## STATED GOAL
Type out all the records word for word. Any pictures are to be left out.

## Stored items

- - - - -

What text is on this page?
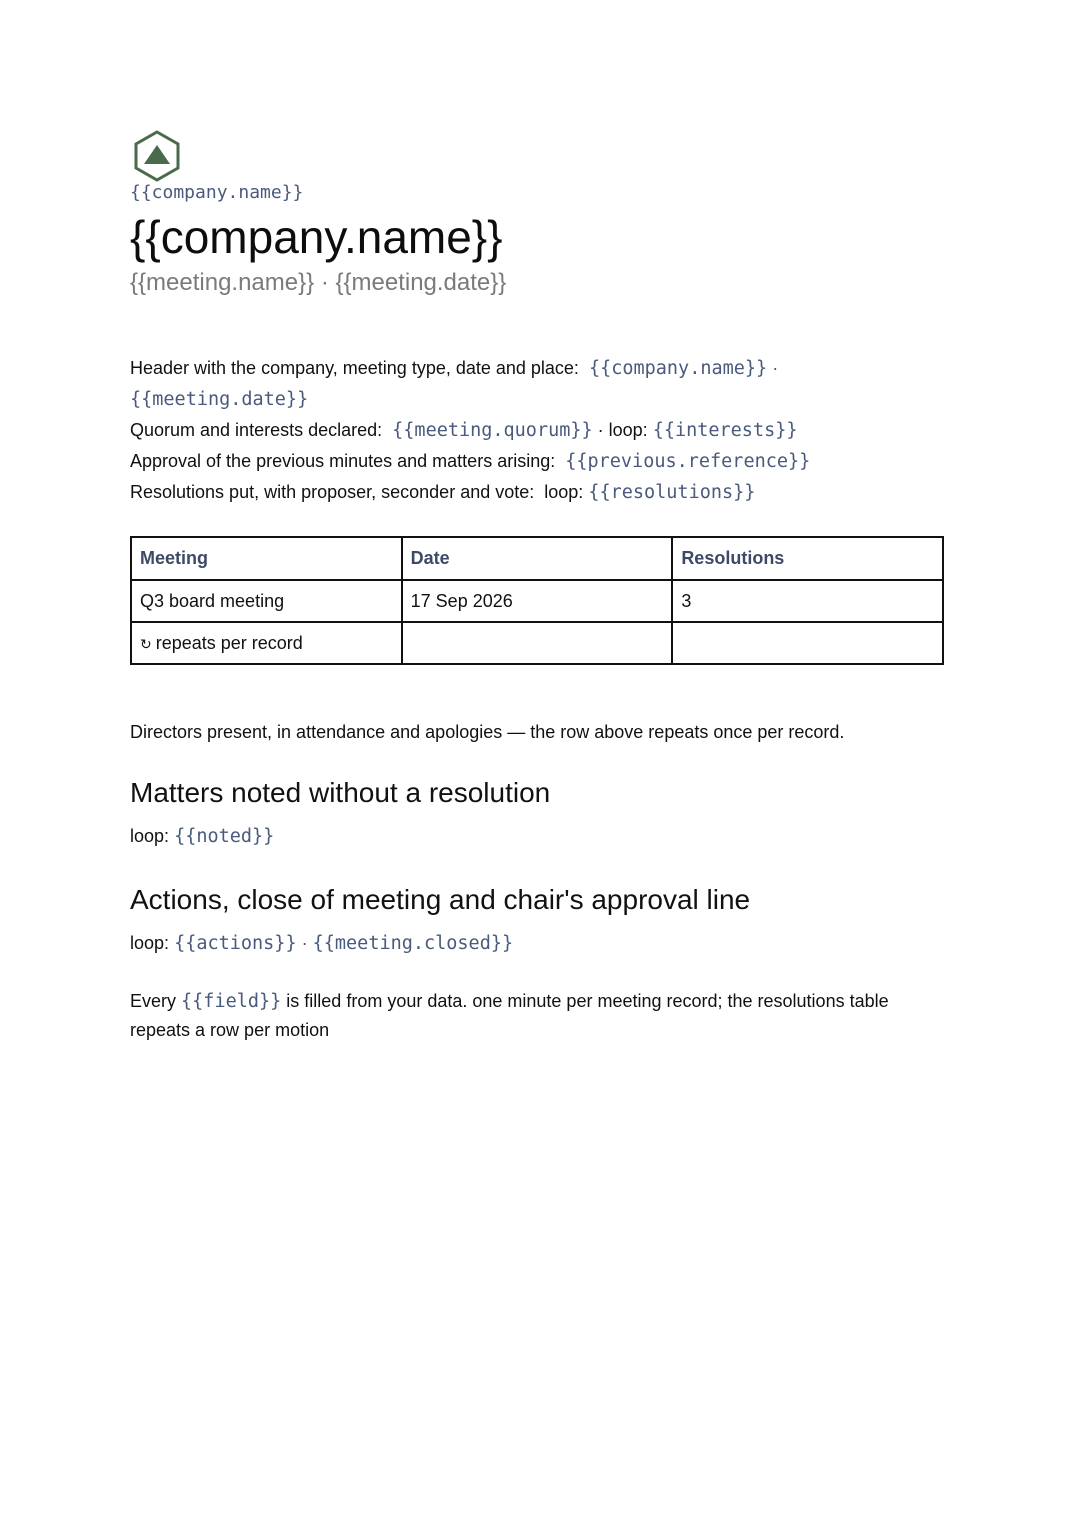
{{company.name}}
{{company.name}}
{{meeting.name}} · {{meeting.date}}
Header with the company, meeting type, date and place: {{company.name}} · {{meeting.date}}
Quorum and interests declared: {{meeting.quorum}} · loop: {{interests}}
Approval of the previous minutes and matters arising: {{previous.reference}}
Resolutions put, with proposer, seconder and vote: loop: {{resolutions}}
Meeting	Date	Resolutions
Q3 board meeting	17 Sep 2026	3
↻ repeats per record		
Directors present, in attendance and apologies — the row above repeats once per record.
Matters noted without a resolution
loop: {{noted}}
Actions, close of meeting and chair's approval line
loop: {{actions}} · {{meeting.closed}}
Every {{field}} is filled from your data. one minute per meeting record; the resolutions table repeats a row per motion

- - - - -

## ANSWER TO THIS EXERCISE
What text is on this page?
{{company.name}}
{{company.name}}
{{meeting.name}} · {{meeting.date}}
Header with the company, meeting type, date and place: {{company.name}} · {{meeting.date}}
Quorum and interests declared: {{meeting.quorum}} · loop: {{interests}}
Approval of the previous minutes and matters arising: {{previous.reference}}
Resolutions put, with proposer, seconder and vote: loop: {{resolutions}}
Meeting	Date	Resolutions
Q3 board meeting	17 Sep 2026	3
↻ repeats per record		
Directors present, in attendance and apologies — the row above repeats once per record.
Matters noted without a resolution
loop: {{noted}}
Actions, close of meeting and chair's approval line
loop: {{actions}} · {{meeting.closed}}
Every {{field}} is filled from your data. one minute per meeting record; the resolutions table repeats a row per motion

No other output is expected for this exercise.